PROBLEM STATEMENT — Select the lines below containing the word "میلیون".
=== EXTRACTED RECORDS ===
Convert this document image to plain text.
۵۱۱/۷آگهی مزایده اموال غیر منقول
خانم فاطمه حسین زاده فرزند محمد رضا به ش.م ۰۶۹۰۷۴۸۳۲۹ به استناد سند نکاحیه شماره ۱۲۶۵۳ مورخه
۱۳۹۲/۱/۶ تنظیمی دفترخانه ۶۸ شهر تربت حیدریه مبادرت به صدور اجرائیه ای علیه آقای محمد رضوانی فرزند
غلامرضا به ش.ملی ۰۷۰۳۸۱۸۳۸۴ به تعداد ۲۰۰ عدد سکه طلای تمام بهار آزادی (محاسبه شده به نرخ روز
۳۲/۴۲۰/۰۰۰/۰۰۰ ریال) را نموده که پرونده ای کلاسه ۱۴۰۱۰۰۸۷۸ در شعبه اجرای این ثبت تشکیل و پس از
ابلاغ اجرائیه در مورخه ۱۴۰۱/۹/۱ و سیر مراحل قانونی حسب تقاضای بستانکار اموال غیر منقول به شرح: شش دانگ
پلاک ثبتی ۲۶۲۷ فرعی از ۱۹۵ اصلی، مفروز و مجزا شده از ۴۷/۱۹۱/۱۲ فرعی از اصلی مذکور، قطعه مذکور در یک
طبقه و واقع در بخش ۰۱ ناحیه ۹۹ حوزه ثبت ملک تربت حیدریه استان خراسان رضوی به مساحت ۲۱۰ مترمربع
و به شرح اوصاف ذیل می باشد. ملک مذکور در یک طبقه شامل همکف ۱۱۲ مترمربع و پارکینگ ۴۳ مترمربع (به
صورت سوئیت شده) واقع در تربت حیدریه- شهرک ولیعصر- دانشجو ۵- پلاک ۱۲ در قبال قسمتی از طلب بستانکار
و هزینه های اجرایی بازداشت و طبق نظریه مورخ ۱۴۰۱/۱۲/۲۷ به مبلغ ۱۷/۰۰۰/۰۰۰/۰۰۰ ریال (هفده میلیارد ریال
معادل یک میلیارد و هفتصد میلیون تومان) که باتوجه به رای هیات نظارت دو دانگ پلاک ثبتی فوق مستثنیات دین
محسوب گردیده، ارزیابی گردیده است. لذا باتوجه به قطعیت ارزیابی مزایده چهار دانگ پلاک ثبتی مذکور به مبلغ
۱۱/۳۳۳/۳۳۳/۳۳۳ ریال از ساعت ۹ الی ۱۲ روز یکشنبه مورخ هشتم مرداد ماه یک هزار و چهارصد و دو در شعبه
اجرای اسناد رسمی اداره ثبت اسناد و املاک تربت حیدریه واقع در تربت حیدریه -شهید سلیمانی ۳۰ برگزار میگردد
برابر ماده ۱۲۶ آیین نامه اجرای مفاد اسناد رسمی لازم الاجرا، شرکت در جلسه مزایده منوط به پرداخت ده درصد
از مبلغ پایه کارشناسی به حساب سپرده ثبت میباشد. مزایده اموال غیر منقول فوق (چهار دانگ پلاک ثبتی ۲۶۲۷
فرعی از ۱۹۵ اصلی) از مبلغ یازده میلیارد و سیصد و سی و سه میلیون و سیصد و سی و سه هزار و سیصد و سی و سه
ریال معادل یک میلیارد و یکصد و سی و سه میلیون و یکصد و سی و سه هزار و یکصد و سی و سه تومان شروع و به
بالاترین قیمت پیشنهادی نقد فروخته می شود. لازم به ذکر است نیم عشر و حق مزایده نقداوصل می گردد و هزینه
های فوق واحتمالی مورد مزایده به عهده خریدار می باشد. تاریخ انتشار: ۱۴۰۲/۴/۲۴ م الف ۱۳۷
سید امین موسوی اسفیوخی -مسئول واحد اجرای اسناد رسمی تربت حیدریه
===
SOLUTION BELOW —
معادل یک میلیارد و هفتصد میلیون تومان) که باتوجه به رای هیات نظارت دو دانگ پلاک ثبتی فوق مستثنیات دین
فرعی از ۱۹۵ اصلی) از مبلغ یازده میلیارد و سیصد و سی و سه میلیون و سیصد و سی و سه هزار و سیصد و سی و سه
ریال معادل یک میلیارد و یکصد و سی و سه میلیون و یکصد و سی و سه هزار و یکصد و سی و سه تومان شروع و به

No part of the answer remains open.